#### DIRECTION:
List all lines of the data containing the word "grid".

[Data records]

»»

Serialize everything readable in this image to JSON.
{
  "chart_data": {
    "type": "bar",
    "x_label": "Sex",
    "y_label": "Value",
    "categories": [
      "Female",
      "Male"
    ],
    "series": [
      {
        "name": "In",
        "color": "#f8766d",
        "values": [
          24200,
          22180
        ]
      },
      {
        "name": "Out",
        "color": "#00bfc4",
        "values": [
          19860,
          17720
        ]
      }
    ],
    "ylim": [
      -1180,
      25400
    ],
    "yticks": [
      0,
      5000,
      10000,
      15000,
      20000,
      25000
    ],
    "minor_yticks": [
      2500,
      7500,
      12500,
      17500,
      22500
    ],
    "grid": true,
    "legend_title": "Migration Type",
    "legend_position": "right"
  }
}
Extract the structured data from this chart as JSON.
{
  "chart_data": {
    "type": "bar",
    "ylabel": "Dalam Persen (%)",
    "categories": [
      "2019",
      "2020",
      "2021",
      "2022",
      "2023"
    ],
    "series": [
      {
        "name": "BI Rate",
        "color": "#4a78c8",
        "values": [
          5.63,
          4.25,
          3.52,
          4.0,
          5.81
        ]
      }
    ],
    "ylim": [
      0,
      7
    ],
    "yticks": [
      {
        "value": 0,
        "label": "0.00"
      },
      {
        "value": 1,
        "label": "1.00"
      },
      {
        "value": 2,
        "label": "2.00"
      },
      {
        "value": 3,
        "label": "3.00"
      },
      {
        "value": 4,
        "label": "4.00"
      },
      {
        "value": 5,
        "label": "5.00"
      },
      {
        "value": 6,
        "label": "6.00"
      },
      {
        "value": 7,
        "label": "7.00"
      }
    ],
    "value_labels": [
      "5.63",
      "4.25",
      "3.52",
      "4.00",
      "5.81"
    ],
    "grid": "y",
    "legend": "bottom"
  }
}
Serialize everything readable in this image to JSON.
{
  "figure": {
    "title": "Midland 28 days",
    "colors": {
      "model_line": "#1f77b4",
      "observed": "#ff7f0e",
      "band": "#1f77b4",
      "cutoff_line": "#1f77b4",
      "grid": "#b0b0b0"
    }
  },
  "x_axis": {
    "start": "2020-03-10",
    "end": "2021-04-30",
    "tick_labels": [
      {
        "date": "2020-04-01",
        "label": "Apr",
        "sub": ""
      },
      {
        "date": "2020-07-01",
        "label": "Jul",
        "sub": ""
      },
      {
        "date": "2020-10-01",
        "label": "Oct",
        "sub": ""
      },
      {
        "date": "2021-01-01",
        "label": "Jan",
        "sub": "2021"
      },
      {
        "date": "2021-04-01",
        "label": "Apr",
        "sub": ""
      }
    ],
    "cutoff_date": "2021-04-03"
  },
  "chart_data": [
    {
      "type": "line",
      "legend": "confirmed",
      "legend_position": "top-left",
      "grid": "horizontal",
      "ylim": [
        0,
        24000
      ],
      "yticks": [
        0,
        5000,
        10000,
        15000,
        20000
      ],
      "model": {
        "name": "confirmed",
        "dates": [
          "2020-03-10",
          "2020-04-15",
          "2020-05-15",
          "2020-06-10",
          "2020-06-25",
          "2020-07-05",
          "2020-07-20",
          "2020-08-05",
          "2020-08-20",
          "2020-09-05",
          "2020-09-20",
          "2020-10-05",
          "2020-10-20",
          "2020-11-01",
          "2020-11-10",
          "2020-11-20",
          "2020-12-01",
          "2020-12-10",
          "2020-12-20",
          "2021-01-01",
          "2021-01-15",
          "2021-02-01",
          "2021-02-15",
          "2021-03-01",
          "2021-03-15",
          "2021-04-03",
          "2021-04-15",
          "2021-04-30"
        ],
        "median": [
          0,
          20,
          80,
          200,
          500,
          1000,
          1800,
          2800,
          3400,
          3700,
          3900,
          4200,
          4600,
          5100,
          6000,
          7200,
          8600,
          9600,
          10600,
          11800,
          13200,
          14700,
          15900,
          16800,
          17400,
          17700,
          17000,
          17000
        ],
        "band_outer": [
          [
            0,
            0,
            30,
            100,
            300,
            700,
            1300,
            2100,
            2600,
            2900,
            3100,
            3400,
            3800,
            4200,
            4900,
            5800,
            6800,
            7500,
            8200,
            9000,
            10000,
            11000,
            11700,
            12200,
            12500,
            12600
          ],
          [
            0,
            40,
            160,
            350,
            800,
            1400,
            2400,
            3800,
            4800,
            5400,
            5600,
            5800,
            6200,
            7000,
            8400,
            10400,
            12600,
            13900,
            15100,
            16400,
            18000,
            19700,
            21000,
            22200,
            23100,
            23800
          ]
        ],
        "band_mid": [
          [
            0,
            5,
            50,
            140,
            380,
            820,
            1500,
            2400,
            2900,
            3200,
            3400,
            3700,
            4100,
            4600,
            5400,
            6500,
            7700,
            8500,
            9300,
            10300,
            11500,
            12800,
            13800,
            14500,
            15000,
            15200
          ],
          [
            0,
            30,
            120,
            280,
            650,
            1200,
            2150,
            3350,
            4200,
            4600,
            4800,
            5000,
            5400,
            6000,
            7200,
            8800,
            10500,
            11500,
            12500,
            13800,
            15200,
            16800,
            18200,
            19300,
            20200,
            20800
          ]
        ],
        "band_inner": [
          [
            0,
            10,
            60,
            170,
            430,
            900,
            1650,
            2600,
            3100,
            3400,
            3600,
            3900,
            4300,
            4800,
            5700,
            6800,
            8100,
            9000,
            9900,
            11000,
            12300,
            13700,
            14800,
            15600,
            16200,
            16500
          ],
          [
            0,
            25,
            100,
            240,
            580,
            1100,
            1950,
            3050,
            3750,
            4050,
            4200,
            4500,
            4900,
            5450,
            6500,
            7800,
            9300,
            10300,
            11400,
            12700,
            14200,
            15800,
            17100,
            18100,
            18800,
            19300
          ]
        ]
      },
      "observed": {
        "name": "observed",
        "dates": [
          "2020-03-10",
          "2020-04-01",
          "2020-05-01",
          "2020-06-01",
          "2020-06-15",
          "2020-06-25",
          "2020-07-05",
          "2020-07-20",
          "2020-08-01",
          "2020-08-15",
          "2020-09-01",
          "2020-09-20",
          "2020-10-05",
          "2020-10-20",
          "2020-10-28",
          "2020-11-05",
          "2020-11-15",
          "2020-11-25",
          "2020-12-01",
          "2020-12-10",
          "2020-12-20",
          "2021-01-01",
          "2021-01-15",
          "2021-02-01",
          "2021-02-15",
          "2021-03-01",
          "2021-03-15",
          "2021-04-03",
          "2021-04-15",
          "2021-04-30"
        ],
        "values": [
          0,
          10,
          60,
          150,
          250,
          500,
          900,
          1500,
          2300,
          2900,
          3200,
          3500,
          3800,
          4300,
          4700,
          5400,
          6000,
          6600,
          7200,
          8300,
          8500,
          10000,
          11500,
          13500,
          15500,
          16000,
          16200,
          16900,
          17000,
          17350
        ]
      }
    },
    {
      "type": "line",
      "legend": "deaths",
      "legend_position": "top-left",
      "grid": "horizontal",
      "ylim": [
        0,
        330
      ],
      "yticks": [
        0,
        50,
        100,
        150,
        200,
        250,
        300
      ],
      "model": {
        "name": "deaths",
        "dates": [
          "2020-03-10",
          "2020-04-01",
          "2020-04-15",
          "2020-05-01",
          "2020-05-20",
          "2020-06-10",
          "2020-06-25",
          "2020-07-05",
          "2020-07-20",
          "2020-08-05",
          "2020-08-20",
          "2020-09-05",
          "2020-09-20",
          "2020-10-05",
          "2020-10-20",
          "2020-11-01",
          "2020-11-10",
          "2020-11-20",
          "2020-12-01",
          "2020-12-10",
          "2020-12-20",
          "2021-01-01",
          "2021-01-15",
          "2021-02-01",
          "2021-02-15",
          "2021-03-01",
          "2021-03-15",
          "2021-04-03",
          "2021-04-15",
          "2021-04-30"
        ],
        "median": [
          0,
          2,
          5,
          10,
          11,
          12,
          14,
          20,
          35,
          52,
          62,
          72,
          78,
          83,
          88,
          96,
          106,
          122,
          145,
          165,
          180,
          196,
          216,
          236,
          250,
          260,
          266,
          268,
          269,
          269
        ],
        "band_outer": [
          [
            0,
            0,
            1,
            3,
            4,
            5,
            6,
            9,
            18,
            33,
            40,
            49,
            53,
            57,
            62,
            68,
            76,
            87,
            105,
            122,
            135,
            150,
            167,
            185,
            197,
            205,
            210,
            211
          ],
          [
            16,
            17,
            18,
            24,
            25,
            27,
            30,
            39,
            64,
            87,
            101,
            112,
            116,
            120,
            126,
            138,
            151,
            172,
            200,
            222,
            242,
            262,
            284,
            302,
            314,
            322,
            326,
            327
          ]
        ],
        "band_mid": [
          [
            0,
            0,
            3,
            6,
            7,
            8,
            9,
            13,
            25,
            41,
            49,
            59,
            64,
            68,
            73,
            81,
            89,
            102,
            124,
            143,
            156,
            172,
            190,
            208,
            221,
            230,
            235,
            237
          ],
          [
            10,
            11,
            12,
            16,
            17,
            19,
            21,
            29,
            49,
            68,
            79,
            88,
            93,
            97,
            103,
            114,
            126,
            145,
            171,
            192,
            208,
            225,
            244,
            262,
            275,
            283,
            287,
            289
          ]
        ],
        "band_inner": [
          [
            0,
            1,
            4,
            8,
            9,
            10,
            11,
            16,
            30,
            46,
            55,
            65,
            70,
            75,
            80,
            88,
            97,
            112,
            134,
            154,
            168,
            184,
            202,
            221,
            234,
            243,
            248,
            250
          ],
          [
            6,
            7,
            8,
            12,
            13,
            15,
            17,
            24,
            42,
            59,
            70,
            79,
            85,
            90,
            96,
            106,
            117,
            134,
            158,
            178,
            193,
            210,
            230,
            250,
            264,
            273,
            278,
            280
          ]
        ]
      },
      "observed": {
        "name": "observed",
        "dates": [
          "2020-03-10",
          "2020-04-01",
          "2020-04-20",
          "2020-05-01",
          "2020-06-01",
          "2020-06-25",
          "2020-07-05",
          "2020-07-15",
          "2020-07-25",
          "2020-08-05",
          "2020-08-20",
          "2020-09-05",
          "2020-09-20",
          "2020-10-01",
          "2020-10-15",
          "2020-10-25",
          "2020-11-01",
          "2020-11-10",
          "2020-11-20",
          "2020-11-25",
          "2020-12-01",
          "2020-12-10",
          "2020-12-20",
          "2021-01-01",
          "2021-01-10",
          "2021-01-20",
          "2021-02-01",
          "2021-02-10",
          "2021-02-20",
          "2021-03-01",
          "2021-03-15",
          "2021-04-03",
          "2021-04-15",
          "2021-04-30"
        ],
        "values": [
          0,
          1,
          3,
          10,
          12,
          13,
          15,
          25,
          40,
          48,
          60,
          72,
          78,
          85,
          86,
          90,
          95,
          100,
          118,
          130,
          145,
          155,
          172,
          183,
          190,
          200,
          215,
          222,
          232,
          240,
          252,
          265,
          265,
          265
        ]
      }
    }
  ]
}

««

#### WRITTEN SOLUTION:
    "grid": true,
    "grid": "y",
      "grid": "#b0b0b0"
      "grid": "horizontal",
      "grid": "horizontal",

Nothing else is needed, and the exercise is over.